* Begin PROVIDED DATA *

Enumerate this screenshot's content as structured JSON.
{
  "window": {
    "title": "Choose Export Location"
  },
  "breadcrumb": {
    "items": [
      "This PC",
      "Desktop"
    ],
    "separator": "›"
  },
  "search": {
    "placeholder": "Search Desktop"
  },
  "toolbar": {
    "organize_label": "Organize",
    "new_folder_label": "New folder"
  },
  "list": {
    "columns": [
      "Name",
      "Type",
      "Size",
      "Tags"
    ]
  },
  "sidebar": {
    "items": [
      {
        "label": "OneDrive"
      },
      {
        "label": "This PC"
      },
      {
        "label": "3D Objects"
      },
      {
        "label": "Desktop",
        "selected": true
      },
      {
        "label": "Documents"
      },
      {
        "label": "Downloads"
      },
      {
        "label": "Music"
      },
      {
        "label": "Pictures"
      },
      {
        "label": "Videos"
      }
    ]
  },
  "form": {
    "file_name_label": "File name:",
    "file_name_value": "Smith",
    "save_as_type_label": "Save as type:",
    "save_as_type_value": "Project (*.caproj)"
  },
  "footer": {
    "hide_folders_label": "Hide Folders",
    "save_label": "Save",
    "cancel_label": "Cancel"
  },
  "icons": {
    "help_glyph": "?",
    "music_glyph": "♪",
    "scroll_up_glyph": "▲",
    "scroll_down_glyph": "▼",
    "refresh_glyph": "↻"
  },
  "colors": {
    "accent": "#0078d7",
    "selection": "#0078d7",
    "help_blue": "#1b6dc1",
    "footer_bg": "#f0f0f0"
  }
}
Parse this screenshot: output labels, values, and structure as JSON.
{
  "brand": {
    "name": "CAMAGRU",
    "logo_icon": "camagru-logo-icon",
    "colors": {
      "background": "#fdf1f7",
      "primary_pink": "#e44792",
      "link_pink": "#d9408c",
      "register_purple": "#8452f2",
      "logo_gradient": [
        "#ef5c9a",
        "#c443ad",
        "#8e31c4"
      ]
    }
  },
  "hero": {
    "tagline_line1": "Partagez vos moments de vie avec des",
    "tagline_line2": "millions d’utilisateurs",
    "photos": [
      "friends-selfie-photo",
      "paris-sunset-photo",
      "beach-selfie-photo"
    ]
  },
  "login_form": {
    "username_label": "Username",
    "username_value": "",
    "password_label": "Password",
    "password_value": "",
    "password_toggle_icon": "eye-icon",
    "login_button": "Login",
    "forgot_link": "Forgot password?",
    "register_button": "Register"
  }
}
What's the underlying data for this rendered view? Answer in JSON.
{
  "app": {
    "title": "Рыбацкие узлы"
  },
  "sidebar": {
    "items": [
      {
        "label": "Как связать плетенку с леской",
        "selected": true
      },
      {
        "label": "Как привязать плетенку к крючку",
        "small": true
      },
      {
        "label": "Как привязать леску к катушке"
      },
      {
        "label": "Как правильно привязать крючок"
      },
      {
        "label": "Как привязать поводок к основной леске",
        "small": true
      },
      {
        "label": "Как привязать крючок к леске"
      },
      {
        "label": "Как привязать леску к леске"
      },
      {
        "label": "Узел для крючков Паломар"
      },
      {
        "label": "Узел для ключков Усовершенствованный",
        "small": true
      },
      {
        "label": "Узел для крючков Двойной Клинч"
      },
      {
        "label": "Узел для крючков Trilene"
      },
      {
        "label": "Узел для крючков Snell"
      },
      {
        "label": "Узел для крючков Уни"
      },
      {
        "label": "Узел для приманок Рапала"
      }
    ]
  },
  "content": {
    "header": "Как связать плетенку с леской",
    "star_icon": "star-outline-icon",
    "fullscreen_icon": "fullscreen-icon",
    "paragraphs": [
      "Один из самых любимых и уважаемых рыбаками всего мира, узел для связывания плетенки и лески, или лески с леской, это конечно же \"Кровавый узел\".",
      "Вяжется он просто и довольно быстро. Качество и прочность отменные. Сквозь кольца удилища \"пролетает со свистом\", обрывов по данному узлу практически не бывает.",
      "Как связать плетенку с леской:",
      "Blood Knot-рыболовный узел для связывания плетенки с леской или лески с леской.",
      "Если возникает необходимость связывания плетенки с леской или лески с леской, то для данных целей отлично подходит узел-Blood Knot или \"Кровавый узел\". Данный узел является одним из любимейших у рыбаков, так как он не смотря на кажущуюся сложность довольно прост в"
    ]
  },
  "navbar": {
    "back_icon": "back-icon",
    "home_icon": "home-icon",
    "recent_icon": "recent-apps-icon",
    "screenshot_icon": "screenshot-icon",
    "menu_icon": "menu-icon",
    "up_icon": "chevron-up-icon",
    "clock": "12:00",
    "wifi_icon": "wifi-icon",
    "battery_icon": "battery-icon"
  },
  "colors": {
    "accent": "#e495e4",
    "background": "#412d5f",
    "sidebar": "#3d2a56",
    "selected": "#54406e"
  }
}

* End PROVIDED DATA *

* [INSTRUCTIONS FOR THE TASK]
Scan the records above for the string "лески", then report every line that contains it.

* [FULL SOLUTION]
      "Один из самых любимых и уважаемых рыбаками всего мира, узел для связывания плетенки и лески, или лески с леской, это конечно же \"Кровавый узел\".",
      "Blood Knot-рыболовный узел для связывания плетенки с леской или лески с леской.",
      "Если возникает необходимость связывания плетенки с леской или лески с леской, то для данных целей отлично подходит узел-Blood Knot или \"Кровавый узел\". Данный узел является одним из любимейших у рыбаков, так как он не смотря на кажущуюся сложность довольно прост в"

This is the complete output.